---------- Provided information ----------
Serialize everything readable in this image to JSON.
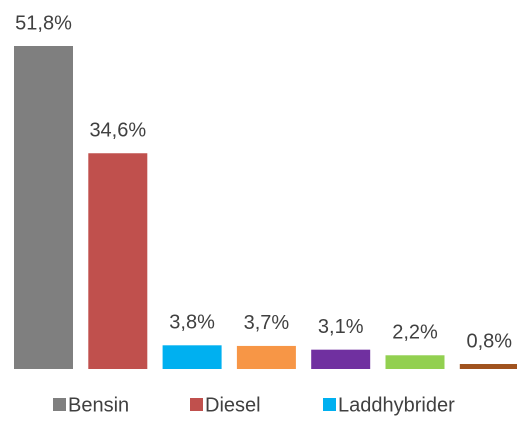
{
  "chart_data": {
    "type": "bar",
    "series": [
      {
        "name": "Bensin",
        "color": "#7f7f7f",
        "values": [
          51.8
        ],
        "value_labels": [
          "51,8%"
        ]
      },
      {
        "name": "Diesel",
        "color": "#c0504d",
        "values": [
          34.6
        ],
        "value_labels": [
          "34,6%"
        ]
      },
      {
        "name": "Laddhybrider",
        "color": "#00b0f0",
        "values": [
          3.8
        ],
        "value_labels": [
          "3,8%"
        ]
      },
      {
        "color": "#f79646",
        "values": [
          3.7
        ],
        "value_labels": [
          "3,7%"
        ]
      },
      {
        "color": "#7030a0",
        "values": [
          3.1
        ],
        "value_labels": [
          "3,1%"
        ]
      },
      {
        "color": "#92d050",
        "values": [
          2.2
        ],
        "value_labels": [
          "2,2%"
        ]
      },
      {
        "color": "#a0521e",
        "values": [
          0.8
        ],
        "value_labels": [
          "0,8%"
        ]
      }
    ]
  }
}
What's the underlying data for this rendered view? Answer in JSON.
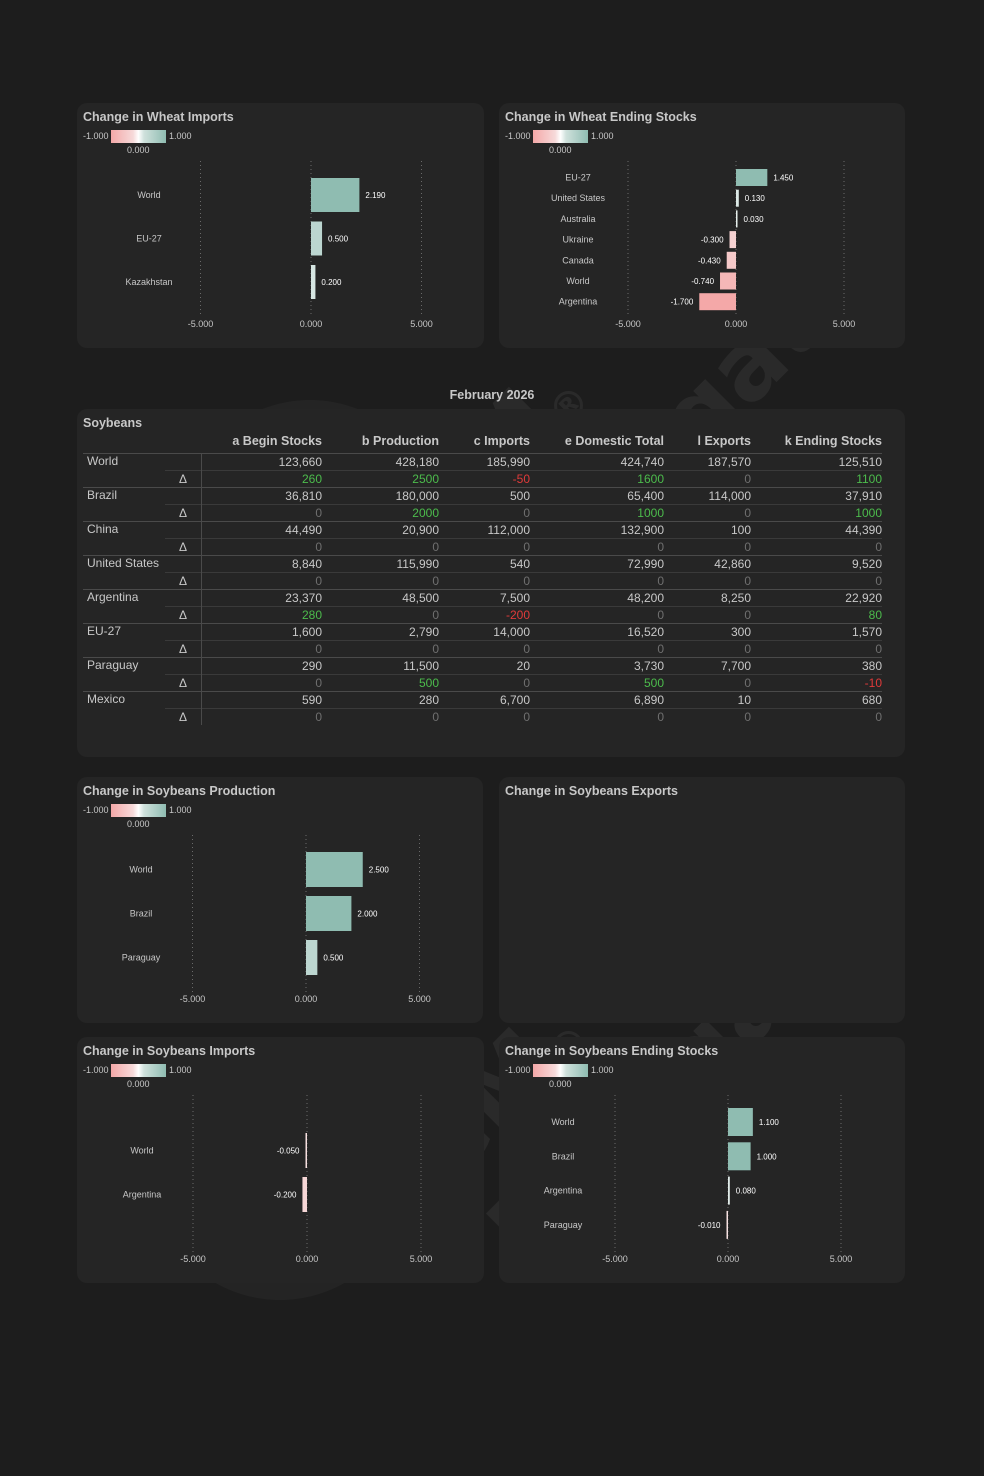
{
  "colors": {
    "positive_bar": "#8fbcb1",
    "negative_bar": "#f4a8a8",
    "positive_text": "#4cbb4c",
    "negative_text": "#e03a3a"
  },
  "watermark": {
    "line1": "CM",
    "line2": "Navigator",
    "mark": "®"
  },
  "legend": {
    "min": "-1.000",
    "mid": "0.000",
    "max": "1.000"
  },
  "date_title": "February 2026",
  "table": {
    "title": "Soybeans",
    "delta_symbol": "Δ",
    "columns": [
      "a Begin Stocks",
      "b Production",
      "c Imports",
      "e Domestic Total",
      "l Exports",
      "k Ending Stocks"
    ],
    "rows": [
      {
        "country": "World",
        "values": [
          "123,660",
          "428,180",
          "185,990",
          "424,740",
          "187,570",
          "125,510"
        ],
        "deltas": [
          "260",
          "2500",
          "-50",
          "1600",
          "0",
          "1100"
        ]
      },
      {
        "country": "Brazil",
        "values": [
          "36,810",
          "180,000",
          "500",
          "65,400",
          "114,000",
          "37,910"
        ],
        "deltas": [
          "0",
          "2000",
          "0",
          "1000",
          "0",
          "1000"
        ]
      },
      {
        "country": "China",
        "values": [
          "44,490",
          "20,900",
          "112,000",
          "132,900",
          "100",
          "44,390"
        ],
        "deltas": [
          "0",
          "0",
          "0",
          "0",
          "0",
          "0"
        ]
      },
      {
        "country": "United States",
        "values": [
          "8,840",
          "115,990",
          "540",
          "72,990",
          "42,860",
          "9,520"
        ],
        "deltas": [
          "0",
          "0",
          "0",
          "0",
          "0",
          "0"
        ]
      },
      {
        "country": "Argentina",
        "values": [
          "23,370",
          "48,500",
          "7,500",
          "48,200",
          "8,250",
          "22,920"
        ],
        "deltas": [
          "280",
          "0",
          "-200",
          "0",
          "0",
          "80"
        ]
      },
      {
        "country": "EU-27",
        "values": [
          "1,600",
          "2,790",
          "14,000",
          "16,520",
          "300",
          "1,570"
        ],
        "deltas": [
          "0",
          "0",
          "0",
          "0",
          "0",
          "0"
        ]
      },
      {
        "country": "Paraguay",
        "values": [
          "290",
          "11,500",
          "20",
          "3,730",
          "7,700",
          "380"
        ],
        "deltas": [
          "0",
          "500",
          "0",
          "500",
          "0",
          "-10"
        ]
      },
      {
        "country": "Mexico",
        "values": [
          "590",
          "280",
          "6,700",
          "6,890",
          "10",
          "680"
        ],
        "deltas": [
          "0",
          "0",
          "0",
          "0",
          "0",
          "0"
        ]
      }
    ]
  },
  "chart_data": [
    {
      "id": "wheat-imports",
      "type": "bar",
      "orientation": "horizontal",
      "title": "Change in Wheat Imports",
      "categories": [
        "World",
        "EU-27",
        "Kazakhstan"
      ],
      "values": [
        2.19,
        0.5,
        0.2
      ],
      "value_labels": [
        "2.190",
        "0.500",
        "0.200"
      ],
      "xlim": [
        -10,
        10
      ],
      "ticks": [
        -5,
        0,
        5
      ],
      "tick_labels": [
        "-5.000",
        "0.000",
        "5.000"
      ],
      "grid": true
    },
    {
      "id": "wheat-ending-stocks",
      "type": "bar",
      "orientation": "horizontal",
      "title": "Change in Wheat Ending Stocks",
      "categories": [
        "EU-27",
        "United States",
        "Australia",
        "Ukraine",
        "Canada",
        "World",
        "Argentina"
      ],
      "values": [
        1.45,
        0.13,
        0.03,
        -0.3,
        -0.43,
        -0.74,
        -1.7
      ],
      "value_labels": [
        "1.450",
        "0.130",
        "0.030",
        "-0.300",
        "-0.430",
        "-0.740",
        "-1.700"
      ],
      "xlim": [
        -10,
        10
      ],
      "ticks": [
        -5,
        0,
        5
      ],
      "tick_labels": [
        "-5.000",
        "0.000",
        "5.000"
      ],
      "grid": true
    },
    {
      "id": "soy-production",
      "type": "bar",
      "orientation": "horizontal",
      "title": "Change in Soybeans Production",
      "categories": [
        "World",
        "Brazil",
        "Paraguay"
      ],
      "values": [
        2.5,
        2.0,
        0.5
      ],
      "value_labels": [
        "2.500",
        "2.000",
        "0.500"
      ],
      "xlim": [
        -10,
        10
      ],
      "ticks": [
        -5,
        0,
        5
      ],
      "tick_labels": [
        "-5.000",
        "0.000",
        "5.000"
      ],
      "grid": true
    },
    {
      "id": "soy-exports",
      "type": "bar",
      "orientation": "horizontal",
      "title": "Change in Soybeans Exports",
      "categories": [],
      "values": [],
      "value_labels": [],
      "ticks": [],
      "tick_labels": []
    },
    {
      "id": "soy-imports",
      "type": "bar",
      "orientation": "horizontal",
      "title": "Change in Soybeans Imports",
      "categories": [
        "World",
        "Argentina"
      ],
      "values": [
        -0.05,
        -0.2
      ],
      "value_labels": [
        "-0.050",
        "-0.200"
      ],
      "xlim": [
        -10,
        10
      ],
      "ticks": [
        -5,
        0,
        5
      ],
      "tick_labels": [
        "-5.000",
        "0.000",
        "5.000"
      ],
      "grid": true
    },
    {
      "id": "soy-ending-stocks",
      "type": "bar",
      "orientation": "horizontal",
      "title": "Change in Soybeans Ending Stocks",
      "categories": [
        "World",
        "Brazil",
        "Argentina",
        "Paraguay"
      ],
      "values": [
        1.1,
        1.0,
        0.08,
        -0.01
      ],
      "value_labels": [
        "1.100",
        "1.000",
        "0.080",
        "-0.010"
      ],
      "xlim": [
        -10,
        10
      ],
      "ticks": [
        -5,
        0,
        5
      ],
      "tick_labels": [
        "-5.000",
        "0.000",
        "5.000"
      ],
      "grid": true
    }
  ]
}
----------
# [What to work on]
Which lines in the data above contain "name"? Show each one.

# [Solution to this task]
        "name": "Bensin",
        "name": "Diesel",
        "name": "Laddhybrider",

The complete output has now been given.